__Page excerpt__.
Melissa Frieswick 10:39
We have 3 million members around the world. And what we deal with in Germany and UK and France is the same that we deal with here in the US, there just isn’t a supply. And so we also have to be really honest about the fact that it’s not just about creating huge networks, we have to find a way to make that time with the clinician more efficient. That’s a really important piece. And even within like New York, I’ll give you another example. There is some supply that’s available, but they refuse to work with insurance. And so it’s cash pay, which also adds another barrier. My point is, in all of this, as we think about that digital human hybrid, it’s not just the traditional lens of here’s an app, and here’s a counselor and decide which mix. It’s also about looking into tools that are like digital therapeutics, right. So we’ve done a ton of work with Harvard and Oxford to develop different types of digital therapeutics. And the idea is those are medical tools, you know, to different degrees and categorizations of a true digital therapeutic. But the idea is have tools that enable you to progress the in person time with the clinician. And I think that’s another element that’s really critical in how we talk about, you know, moving forward for healthcare.

Trish 11:55
Yeah, I’m, I’m relating, and like nodding as you’re talking, because I was just speaking with a friend the other day, who was talking about having real physical medical issues and cannot even get in to see a physician. Yeah, it’s for months. And but then there, they don’t have all of sort of these other digital options for at this time, because I think it is still such an emerging area. And I’d love to just hear your thoughts on that, like, are you hearing and even through the, you know, through the retrans report you did, or the results showing that people are feeling some amount of mental frustration or mental exhaustion even? Because they can’t get the physical sort of things handled? Or is that just sort of an anomaly?

__Work task 1__.
Answer these questions from the transcript on mental health care:
(a) How many members around the world does Melissa Frieswick say the organization has?
(b) With which two universities does she say work was done to develop digital therapeutics?
(c) For how long does Trish say her friend has been unable to see a physician?
__Work task 2__. Translate this sentence from the transcript on mental health care into Spanish: "We have 3 million members around the world."
__Work task 3__. Extend the transcript on mental health care from the point where it stops.

__Listed records__.

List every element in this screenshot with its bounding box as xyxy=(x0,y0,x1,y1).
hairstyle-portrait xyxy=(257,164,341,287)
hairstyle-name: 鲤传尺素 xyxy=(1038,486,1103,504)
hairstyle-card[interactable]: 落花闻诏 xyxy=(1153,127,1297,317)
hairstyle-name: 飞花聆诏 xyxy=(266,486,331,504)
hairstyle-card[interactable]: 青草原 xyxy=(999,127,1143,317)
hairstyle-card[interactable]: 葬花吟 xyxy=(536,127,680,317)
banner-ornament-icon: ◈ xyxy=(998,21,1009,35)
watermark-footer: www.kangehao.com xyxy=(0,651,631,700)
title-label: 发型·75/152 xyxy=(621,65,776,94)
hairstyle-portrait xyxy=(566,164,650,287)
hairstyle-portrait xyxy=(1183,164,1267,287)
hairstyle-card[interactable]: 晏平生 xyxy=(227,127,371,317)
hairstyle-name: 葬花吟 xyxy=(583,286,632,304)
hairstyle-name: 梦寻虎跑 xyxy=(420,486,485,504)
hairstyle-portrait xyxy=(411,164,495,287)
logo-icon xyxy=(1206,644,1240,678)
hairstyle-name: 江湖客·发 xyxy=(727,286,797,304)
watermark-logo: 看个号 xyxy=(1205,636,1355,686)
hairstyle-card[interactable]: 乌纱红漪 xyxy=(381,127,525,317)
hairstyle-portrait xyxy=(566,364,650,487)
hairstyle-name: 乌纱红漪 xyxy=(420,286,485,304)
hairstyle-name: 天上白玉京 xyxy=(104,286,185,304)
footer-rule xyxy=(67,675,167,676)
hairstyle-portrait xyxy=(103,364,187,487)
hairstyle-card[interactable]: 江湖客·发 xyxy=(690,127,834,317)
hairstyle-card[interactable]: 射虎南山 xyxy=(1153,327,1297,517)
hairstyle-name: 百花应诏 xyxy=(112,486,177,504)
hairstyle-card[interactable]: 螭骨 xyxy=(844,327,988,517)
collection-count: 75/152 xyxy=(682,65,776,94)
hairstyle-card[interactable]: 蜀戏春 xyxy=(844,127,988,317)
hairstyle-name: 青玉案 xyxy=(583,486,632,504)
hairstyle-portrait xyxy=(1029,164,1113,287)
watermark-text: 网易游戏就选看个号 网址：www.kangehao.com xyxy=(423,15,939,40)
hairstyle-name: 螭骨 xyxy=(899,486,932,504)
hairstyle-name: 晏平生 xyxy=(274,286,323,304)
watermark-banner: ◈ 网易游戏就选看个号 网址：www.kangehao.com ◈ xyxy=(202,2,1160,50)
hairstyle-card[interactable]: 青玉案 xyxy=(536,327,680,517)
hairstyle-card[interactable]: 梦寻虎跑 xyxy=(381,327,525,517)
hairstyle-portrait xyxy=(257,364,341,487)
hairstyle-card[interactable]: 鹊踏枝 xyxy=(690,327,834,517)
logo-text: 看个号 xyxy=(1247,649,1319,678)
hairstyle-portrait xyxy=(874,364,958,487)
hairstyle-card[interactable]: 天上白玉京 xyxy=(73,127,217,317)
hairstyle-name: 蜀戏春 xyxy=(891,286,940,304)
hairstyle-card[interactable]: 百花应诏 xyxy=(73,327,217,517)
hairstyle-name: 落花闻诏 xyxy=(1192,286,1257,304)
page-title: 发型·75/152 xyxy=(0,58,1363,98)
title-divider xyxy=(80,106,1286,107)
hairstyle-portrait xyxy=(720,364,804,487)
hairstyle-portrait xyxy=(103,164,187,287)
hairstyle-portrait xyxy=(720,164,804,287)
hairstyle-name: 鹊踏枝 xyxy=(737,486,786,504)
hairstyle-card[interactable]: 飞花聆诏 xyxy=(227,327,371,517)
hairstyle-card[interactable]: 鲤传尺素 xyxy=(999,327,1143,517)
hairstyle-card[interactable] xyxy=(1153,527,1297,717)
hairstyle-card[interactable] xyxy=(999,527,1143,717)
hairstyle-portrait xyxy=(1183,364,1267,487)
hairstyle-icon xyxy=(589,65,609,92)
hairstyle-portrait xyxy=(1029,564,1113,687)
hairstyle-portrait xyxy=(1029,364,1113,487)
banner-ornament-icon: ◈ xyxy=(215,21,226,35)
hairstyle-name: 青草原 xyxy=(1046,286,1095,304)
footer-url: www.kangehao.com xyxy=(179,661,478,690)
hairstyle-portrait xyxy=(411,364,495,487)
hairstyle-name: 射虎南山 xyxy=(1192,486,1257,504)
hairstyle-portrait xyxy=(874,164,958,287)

__Answer 1__.
(a) 3 million.
(b) Harvard and Oxford.
(c) For months.

__Answer 2__. Tenemos 3 millones de miembros en todo el mundo.

__Answer 3__.
Melissa Frieswick 12:45
it’s absolutely consistent. We focused in our research very specifically around mental health. However, I would say across healthcare, in general, in delivery and in practice, and globally, it’s something that definitely is very present. There are a lot of research in numbers that we have in the report that talk about, you know, the impact of productivity, and the amount of the population that feels like they have stress and anxiety when they’re at work. And that has a very real cost associated with it for the individual, for their family, and then for the employer as well. So a lot of data there, that’s telling us it’s super important. I think where we’re challenged as a society, quite honestly, is that we have employers, we have health care, workers that really want to invest for all the right reasons, and help people along and they’re providing more and more support, our research tells us that it’s almost 90% of employers plan to invest even more in mental health in 2024. For their employees, they’re also seeing an increase in the utilization of benefit benefits. So it would tell you there should be maybe an optimistic lens. What’s interesting is when you flip it and we pull the actual employees or the consumers of the healthcare, it’s a very different story. They’re feeling like it’s almost overwhelming, I don’t know where to start. And so they’re not seeing the same level of support that the employers feel they’re really providing to the employee population. It’s not a new dynamic. I feel like I’ve been in the industry enough to see this kind of cyclical motion go through the solution, in my experience is trying to just simplify, put as many things together as you can keep it really simple. Don’t get carried away with the flashy, sexy apps and write it in keep it to what actually works and will move the needle for outcomes and then deliver it with messaging. That’s very real for the consumer. Anyone can pick it up and understand how to use it.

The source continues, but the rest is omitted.